Your instructions ▸
Quote, exactly, the line holding "Convert this document image to plain text." and all lines after it to the end of the records below. Exclude pictures.

[begin Supplied entries]

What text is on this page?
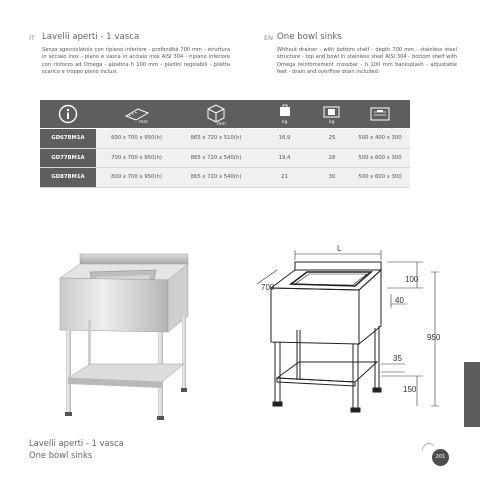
IT Lavelli aperti - 1 vasca
Senza sgocciolatoio con ripiano inferiore - profondità 700 mm - struttura in acciaio inox - piano e vasca in acciaio inox AISI 304 - ripiano inferiore con rinforzo ad Omega - alzatina h 100 mm - piedini regolabili - piletta scarico e troppo pieno inclusi.
EN One bowl sinks
Without drainer - with bottom shelf - depth 700 mm - stainless steel structure - top and bowl in stainless steel AISI 304 - bottom shelf with Omega reinforcement crossbar - h 100 mm backsplash - adjustable feet - drain and overflow drain included.

mm	mm	kg	kg

GD67BM1A	600 x 700 x 950(h)	865 x 720 x 510(h)	16,9	25	500 x 400 x 300
GD77BM1A	700 x 700 x 950(h)	865 x 720 x 540(h)	19,4	28	500 x 600 x 300
GD87BM1A	800 x 700 x 950(h)	865 x 720 x 540(h)	21	30	500 x 600 x 300
L
700
100
40
950
35
150
Lavelli aperti - 1 vasca
One bowl sinks	201
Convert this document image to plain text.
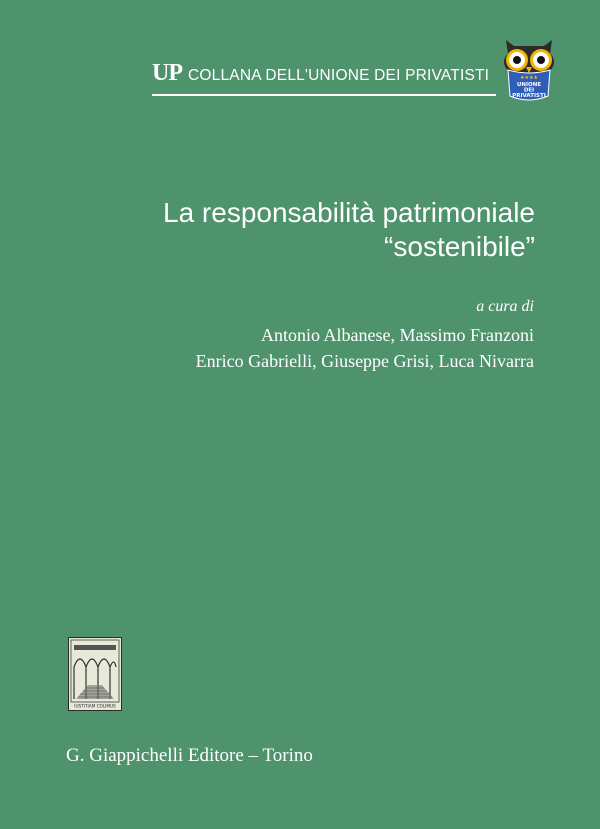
UP COLLANA DELL'UNIONE DEI PRIVATISTI	★★★★
UNIONE
DEI
PRIVATISTI
La responsabilità patrimoniale
“sostenibile”
a cura di
Antonio Albanese, Massimo Franzoni
Enrico Gabrielli, Giuseppe Grisi, Luca Nivarra
IUSTITIAM COLIMUS
G. Giappichelli Editore – Torino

[end Supplied entries]

Worked solution ▸
Convert this document image to plain text.
UP COLLANA DELL'UNIONE DEI PRIVATISTI	★★★★
UNIONE
DEI
PRIVATISTI
La responsabilità patrimoniale
“sostenibile”
a cura di
Antonio Albanese, Massimo Franzoni
Enrico Gabrielli, Giuseppe Grisi, Luca Nivarra
IUSTITIAM COLIMUS
G. Giappichelli Editore – Torino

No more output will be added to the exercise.